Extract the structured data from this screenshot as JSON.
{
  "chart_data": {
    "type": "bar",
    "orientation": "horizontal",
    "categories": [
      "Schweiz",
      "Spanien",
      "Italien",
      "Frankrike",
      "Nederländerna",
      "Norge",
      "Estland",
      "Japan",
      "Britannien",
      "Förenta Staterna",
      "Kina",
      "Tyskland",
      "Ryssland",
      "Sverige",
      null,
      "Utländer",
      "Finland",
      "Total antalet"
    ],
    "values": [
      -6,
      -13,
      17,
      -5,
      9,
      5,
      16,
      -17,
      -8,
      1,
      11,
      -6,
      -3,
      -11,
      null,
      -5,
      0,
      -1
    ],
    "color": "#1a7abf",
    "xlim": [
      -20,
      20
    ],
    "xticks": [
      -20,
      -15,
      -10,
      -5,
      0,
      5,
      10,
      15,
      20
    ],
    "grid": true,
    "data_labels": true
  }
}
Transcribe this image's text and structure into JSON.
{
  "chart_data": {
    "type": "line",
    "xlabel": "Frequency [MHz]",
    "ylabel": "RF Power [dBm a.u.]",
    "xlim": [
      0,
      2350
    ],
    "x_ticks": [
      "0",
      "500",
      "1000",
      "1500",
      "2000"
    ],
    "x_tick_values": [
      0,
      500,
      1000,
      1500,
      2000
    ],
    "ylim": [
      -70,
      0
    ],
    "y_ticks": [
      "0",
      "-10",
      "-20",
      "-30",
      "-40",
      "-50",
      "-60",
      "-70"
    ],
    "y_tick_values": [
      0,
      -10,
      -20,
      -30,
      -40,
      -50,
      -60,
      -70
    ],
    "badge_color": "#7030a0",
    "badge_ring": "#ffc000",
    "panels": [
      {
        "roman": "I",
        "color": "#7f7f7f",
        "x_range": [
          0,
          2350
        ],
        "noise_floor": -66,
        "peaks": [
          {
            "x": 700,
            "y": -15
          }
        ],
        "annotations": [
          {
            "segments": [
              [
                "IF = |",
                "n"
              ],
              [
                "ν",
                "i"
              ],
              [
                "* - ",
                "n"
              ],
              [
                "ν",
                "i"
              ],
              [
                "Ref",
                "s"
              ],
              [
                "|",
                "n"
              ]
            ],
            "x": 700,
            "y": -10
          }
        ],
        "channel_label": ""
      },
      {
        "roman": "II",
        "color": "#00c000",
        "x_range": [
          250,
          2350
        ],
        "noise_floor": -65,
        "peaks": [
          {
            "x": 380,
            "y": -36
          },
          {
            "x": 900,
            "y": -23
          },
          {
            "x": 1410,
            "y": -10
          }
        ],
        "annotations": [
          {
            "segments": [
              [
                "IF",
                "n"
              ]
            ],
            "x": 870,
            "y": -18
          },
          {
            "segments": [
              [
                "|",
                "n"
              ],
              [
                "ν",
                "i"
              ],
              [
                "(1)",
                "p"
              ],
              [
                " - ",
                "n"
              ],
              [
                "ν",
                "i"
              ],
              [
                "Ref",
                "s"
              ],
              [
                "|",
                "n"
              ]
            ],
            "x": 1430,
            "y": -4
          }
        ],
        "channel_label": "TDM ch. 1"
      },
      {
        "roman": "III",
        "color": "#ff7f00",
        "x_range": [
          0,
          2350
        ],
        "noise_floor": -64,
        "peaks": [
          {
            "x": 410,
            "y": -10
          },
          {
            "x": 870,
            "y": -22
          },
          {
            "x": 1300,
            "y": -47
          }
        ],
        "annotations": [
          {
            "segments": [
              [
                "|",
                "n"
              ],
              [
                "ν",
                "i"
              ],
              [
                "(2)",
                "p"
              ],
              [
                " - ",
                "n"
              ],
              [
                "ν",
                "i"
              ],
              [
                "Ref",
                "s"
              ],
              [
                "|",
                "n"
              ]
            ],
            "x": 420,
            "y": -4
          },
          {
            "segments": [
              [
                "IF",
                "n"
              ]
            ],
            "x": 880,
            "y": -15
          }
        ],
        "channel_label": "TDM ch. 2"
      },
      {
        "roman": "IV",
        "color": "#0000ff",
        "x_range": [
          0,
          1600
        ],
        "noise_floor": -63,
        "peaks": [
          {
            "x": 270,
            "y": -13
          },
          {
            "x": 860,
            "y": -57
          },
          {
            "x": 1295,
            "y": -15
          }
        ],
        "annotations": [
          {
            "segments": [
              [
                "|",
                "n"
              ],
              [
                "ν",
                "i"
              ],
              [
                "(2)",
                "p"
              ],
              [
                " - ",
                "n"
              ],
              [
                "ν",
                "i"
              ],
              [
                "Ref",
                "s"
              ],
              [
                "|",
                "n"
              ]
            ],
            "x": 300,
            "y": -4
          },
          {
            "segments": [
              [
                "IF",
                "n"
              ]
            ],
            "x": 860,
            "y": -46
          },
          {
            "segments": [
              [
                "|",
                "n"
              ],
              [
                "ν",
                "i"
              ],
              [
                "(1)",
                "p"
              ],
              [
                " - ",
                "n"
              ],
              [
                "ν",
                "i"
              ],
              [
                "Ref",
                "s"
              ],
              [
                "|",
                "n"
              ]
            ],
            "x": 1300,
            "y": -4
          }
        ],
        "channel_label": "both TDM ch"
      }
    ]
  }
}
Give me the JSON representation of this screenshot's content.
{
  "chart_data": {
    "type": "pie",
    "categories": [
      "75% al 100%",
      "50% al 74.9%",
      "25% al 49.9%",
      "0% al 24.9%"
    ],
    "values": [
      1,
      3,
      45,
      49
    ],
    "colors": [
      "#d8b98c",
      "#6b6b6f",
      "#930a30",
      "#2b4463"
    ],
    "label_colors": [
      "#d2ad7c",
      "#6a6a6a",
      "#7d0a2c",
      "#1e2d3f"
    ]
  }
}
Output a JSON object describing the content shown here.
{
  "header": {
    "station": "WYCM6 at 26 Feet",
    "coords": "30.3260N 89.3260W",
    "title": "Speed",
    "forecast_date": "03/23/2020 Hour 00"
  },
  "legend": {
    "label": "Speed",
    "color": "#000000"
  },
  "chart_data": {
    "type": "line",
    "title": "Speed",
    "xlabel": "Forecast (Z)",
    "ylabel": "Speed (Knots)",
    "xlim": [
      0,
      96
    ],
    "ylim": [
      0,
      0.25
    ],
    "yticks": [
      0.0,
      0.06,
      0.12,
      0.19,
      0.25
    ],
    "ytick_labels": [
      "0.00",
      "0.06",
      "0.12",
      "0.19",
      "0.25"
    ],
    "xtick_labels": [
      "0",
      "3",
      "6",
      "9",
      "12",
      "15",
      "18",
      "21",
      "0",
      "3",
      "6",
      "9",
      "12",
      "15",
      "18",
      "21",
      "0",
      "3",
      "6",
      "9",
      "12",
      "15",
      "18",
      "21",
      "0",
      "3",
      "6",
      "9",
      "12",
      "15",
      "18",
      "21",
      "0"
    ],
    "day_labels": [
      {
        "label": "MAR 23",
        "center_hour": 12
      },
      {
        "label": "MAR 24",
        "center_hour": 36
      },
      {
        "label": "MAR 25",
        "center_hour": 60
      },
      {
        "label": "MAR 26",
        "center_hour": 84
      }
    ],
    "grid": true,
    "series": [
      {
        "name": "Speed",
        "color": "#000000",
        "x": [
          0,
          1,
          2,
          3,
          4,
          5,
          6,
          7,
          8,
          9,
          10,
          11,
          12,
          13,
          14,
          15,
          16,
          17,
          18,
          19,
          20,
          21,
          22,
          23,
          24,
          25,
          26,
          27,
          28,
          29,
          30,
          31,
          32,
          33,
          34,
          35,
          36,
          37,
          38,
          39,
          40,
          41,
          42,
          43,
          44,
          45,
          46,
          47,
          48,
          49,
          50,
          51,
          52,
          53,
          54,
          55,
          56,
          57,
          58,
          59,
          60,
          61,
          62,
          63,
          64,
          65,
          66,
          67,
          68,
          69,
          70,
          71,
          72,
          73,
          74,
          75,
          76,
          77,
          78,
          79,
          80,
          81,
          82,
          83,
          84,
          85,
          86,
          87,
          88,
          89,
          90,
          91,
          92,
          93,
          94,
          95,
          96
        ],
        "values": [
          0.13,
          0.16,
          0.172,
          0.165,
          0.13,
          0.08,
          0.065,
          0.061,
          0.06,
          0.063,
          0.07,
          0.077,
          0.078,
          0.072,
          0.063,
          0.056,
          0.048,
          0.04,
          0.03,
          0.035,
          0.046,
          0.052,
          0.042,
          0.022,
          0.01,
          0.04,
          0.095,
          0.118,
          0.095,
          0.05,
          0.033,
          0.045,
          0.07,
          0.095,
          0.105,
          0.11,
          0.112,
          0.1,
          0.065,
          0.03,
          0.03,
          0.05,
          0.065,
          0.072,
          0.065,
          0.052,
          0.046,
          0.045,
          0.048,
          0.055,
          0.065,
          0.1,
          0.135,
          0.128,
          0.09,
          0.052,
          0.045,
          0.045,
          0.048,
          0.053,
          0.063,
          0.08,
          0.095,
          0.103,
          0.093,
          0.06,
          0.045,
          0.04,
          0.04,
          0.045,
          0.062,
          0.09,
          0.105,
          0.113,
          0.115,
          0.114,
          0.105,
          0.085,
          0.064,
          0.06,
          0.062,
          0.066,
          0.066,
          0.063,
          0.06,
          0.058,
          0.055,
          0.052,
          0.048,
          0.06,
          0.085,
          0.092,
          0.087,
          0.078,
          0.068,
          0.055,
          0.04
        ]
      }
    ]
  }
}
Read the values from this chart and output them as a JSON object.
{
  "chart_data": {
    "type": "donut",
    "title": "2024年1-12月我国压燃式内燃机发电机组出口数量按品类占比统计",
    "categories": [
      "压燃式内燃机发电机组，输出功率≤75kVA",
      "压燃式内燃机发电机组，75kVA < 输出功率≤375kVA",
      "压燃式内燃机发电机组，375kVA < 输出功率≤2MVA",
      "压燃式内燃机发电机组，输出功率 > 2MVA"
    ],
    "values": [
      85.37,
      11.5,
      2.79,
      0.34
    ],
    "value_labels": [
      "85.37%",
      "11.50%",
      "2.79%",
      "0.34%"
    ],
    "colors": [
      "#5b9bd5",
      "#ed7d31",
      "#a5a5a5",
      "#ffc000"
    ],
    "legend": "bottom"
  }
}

--

• Task to complete: Starting at the line that contains "Read the values", print every line through the end of the listing, word for word. Leave out all the rest.

• Output of the exercise:
Read the values from this chart and output them as a JSON object.
{
  "chart_data": {
    "type": "donut",
    "title": "2024年1-12月我国压燃式内燃机发电机组出口数量按品类占比统计",
    "categories": [
      "压燃式内燃机发电机组，输出功率≤75kVA",
      "压燃式内燃机发电机组，75kVA < 输出功率≤375kVA",
      "压燃式内燃机发电机组，375kVA < 输出功率≤2MVA",
      "压燃式内燃机发电机组，输出功率 > 2MVA"
    ],
    "values": [
      85.37,
      11.5,
      2.79,
      0.34
    ],
    "value_labels": [
      "85.37%",
      "11.50%",
      "2.79%",
      "0.34%"
    ],
    "colors": [
      "#5b9bd5",
      "#ed7d31",
      "#a5a5a5",
      "#ffc000"
    ],
    "legend": "bottom"
  }
}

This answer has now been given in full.